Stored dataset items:
---+---

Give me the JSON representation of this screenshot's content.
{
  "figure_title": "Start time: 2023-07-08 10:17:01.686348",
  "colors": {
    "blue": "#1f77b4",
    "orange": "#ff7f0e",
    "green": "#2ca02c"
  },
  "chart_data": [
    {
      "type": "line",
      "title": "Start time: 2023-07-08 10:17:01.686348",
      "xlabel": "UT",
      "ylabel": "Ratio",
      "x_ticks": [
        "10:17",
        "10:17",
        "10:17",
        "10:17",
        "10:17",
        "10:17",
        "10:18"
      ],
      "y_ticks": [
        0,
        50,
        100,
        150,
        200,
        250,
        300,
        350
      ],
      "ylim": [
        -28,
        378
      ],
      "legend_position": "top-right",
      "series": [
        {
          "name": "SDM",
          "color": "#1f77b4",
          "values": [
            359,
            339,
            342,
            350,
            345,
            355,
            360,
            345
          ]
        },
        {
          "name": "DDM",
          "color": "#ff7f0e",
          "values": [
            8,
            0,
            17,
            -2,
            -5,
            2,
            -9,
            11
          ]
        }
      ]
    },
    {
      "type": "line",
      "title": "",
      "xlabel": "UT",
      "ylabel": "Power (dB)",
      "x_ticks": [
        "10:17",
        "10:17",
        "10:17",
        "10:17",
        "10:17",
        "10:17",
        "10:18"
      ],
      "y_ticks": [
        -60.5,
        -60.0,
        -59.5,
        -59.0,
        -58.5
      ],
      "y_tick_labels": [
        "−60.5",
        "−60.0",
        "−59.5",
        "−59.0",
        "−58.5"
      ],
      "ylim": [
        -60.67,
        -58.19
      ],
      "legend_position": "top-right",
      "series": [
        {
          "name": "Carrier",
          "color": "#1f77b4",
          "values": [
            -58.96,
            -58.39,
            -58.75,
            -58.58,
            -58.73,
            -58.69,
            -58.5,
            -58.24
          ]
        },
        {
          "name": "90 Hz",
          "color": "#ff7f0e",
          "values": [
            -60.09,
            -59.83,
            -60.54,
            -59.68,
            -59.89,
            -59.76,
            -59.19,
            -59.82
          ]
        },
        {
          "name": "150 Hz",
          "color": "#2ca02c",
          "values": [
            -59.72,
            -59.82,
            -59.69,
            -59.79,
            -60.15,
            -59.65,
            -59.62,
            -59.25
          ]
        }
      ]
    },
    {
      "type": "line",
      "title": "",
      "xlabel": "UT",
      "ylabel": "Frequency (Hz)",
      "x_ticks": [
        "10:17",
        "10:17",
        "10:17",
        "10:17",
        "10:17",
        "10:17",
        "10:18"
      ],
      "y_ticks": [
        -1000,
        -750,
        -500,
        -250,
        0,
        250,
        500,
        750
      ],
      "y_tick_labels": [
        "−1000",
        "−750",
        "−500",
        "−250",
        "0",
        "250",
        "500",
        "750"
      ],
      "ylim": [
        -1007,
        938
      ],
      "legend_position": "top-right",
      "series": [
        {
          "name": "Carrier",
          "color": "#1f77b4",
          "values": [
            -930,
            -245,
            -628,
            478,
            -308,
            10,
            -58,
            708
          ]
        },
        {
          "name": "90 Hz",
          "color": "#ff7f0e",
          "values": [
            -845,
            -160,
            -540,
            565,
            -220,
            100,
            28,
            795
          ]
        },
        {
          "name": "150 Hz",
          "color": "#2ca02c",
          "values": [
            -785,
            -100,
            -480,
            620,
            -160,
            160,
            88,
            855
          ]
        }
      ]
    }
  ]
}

---+---

=== Given task ===
Extract the complete listing verbatim.

=== Written response ===
Give me the JSON representation of this screenshot's content.
{
  "figure_title": "Start time: 2023-07-08 10:17:01.686348",
  "colors": {
    "blue": "#1f77b4",
    "orange": "#ff7f0e",
    "green": "#2ca02c"
  },
  "chart_data": [
    {
      "type": "line",
      "title": "Start time: 2023-07-08 10:17:01.686348",
      "xlabel": "UT",
      "ylabel": "Ratio",
      "x_ticks": [
        "10:17",
        "10:17",
        "10:17",
        "10:17",
        "10:17",
        "10:17",
        "10:18"
      ],
      "y_ticks": [
        0,
        50,
        100,
        150,
        200,
        250,
        300,
        350
      ],
      "ylim": [
        -28,
        378
      ],
      "legend_position": "top-right",
      "series": [
        {
          "name": "SDM",
          "color": "#1f77b4",
          "values": [
            359,
            339,
            342,
            350,
            345,
            355,
            360,
            345
          ]
        },
        {
          "name": "DDM",
          "color": "#ff7f0e",
          "values": [
            8,
            0,
            17,
            -2,
            -5,
            2,
            -9,
            11
          ]
        }
      ]
    },
    {
      "type": "line",
      "title": "",
      "xlabel": "UT",
      "ylabel": "Power (dB)",
      "x_ticks": [
        "10:17",
        "10:17",
        "10:17",
        "10:17",
        "10:17",
        "10:17",
        "10:18"
      ],
      "y_ticks": [
        -60.5,
        -60.0,
        -59.5,
        -59.0,
        -58.5
      ],
      "y_tick_labels": [
        "−60.5",
        "−60.0",
        "−59.5",
        "−59.0",
        "−58.5"
      ],
      "ylim": [
        -60.67,
        -58.19
      ],
      "legend_position": "top-right",
      "series": [
        {
          "name": "Carrier",
          "color": "#1f77b4",
          "values": [
            -58.96,
            -58.39,
            -58.75,
            -58.58,
            -58.73,
            -58.69,
            -58.5,
            -58.24
          ]
        },
        {
          "name": "90 Hz",
          "color": "#ff7f0e",
          "values": [
            -60.09,
            -59.83,
            -60.54,
            -59.68,
            -59.89,
            -59.76,
            -59.19,
            -59.82
          ]
        },
        {
          "name": "150 Hz",
          "color": "#2ca02c",
          "values": [
            -59.72,
            -59.82,
            -59.69,
            -59.79,
            -60.15,
            -59.65,
            -59.62,
            -59.25
          ]
        }
      ]
    },
    {
      "type": "line",
      "title": "",
      "xlabel": "UT",
      "ylabel": "Frequency (Hz)",
      "x_ticks": [
        "10:17",
        "10:17",
        "10:17",
        "10:17",
        "10:17",
        "10:17",
        "10:18"
      ],
      "y_ticks": [
        -1000,
        -750,
        -500,
        -250,
        0,
        250,
        500,
        750
      ],
      "y_tick_labels": [
        "−1000",
        "−750",
        "−500",
        "−250",
        "0",
        "250",
        "500",
        "750"
      ],
      "ylim": [
        -1007,
        938
      ],
      "legend_position": "top-right",
      "series": [
        {
          "name": "Carrier",
          "color": "#1f77b4",
          "values": [
            -930,
            -245,
            -628,
            478,
            -308,
            10,
            -58,
            708
          ]
        },
        {
          "name": "90 Hz",
          "color": "#ff7f0e",
          "values": [
            -845,
            -160,
            -540,
            565,
            -220,
            100,
            28,
            795
          ]
        },
        {
          "name": "150 Hz",
          "color": "#2ca02c",
          "values": [
            -785,
            -100,
            -480,
            620,
            -160,
            160,
            88,
            855
          ]
        }
      ]
    }
  ]
}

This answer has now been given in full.